### What is asked
Copy out all the lines in the records that include the word "гидротехнических".

### Source records
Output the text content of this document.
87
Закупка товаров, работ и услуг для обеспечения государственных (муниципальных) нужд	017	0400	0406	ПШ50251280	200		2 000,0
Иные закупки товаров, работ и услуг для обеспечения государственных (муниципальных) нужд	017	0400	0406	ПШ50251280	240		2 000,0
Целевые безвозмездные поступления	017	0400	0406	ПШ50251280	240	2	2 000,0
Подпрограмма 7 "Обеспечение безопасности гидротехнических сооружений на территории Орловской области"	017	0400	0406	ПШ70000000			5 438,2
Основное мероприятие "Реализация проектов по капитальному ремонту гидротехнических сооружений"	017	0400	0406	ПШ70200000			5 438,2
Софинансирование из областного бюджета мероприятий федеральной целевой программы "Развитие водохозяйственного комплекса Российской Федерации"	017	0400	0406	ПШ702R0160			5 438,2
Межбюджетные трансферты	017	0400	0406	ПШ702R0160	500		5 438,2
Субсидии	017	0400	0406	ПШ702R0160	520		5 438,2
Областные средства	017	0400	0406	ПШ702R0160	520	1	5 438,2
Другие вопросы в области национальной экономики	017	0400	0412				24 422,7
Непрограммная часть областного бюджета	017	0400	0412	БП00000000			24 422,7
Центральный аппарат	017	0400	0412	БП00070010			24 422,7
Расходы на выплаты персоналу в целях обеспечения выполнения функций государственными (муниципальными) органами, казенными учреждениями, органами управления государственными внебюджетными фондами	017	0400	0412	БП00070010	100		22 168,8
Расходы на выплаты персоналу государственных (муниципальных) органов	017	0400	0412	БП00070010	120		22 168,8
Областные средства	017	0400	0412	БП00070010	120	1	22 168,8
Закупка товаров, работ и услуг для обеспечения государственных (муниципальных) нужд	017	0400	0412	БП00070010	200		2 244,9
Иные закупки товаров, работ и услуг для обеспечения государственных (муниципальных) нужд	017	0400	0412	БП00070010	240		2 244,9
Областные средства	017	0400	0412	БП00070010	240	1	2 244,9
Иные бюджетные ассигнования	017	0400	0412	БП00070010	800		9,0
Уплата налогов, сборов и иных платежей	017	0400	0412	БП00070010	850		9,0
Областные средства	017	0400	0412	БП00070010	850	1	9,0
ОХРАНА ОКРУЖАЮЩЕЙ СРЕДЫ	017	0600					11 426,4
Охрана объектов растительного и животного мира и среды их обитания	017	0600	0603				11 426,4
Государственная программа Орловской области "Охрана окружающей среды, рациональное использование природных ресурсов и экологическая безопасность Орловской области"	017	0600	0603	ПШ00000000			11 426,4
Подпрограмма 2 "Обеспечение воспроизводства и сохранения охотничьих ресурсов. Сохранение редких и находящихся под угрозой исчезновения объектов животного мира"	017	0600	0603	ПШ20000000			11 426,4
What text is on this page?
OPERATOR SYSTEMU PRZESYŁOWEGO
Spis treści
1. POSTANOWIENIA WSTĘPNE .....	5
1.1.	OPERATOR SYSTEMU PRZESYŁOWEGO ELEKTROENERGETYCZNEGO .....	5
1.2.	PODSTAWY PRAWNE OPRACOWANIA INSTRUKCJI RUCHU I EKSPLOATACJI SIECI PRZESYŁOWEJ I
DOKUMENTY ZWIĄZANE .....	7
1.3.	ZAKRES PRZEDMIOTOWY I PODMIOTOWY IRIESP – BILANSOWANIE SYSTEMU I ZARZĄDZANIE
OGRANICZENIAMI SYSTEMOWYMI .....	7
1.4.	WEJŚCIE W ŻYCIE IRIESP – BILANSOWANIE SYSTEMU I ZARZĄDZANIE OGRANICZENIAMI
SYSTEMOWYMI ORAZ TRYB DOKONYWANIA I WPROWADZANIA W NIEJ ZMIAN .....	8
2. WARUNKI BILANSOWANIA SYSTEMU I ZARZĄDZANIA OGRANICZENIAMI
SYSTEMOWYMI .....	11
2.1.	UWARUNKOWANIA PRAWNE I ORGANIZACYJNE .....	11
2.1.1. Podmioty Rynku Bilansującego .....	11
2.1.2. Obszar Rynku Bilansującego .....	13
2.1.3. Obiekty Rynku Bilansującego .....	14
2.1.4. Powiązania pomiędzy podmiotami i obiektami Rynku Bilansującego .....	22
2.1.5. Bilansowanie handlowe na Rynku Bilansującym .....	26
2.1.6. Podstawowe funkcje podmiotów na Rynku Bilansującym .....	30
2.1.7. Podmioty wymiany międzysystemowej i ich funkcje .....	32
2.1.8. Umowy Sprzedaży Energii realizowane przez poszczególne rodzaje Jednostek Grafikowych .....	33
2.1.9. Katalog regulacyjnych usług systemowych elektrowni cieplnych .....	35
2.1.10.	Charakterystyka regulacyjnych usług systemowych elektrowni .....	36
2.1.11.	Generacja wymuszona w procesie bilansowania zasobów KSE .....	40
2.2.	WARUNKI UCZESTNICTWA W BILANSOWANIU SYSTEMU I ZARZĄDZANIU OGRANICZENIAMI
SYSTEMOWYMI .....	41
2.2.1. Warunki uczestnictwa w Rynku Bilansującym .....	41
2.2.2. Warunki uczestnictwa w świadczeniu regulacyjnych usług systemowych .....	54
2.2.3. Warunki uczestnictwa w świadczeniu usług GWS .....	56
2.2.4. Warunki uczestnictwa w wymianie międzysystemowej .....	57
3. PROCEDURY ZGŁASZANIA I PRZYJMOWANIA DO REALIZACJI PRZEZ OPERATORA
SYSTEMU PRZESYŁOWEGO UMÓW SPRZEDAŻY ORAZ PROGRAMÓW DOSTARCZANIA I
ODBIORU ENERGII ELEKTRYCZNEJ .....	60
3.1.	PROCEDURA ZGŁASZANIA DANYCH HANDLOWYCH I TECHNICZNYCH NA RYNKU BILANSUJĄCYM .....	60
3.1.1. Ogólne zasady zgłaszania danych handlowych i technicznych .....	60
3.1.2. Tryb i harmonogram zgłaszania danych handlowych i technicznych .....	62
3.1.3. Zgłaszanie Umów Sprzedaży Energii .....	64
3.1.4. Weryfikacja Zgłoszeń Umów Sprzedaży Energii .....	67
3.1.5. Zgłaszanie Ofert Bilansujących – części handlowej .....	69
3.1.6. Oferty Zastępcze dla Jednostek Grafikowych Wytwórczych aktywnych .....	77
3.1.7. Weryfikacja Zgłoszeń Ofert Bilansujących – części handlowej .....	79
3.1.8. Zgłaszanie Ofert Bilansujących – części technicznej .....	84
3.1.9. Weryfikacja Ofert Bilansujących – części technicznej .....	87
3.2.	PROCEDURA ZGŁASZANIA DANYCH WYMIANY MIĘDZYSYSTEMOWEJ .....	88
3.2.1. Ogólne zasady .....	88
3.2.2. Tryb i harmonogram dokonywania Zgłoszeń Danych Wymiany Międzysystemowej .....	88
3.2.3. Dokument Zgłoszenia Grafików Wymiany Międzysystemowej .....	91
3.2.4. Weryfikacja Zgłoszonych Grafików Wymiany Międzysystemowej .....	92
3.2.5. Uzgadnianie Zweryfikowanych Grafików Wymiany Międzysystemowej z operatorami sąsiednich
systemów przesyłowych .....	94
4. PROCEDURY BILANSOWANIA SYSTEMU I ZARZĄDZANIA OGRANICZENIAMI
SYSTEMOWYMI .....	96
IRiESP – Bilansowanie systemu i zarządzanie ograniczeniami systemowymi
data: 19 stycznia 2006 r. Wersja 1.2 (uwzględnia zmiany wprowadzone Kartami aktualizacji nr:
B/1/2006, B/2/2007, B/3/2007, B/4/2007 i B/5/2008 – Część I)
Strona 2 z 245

### Task response
Подпрограмма 7 "Обеспечение безопасности гидротехнических сооружений на территории Орловской области"	017	0400	0406	ПШ70000000			5 438,2
Основное мероприятие "Реализация проектов по капитальному ремонту гидротехнических сооружений"	017	0400	0406	ПШ70200000			5 438,2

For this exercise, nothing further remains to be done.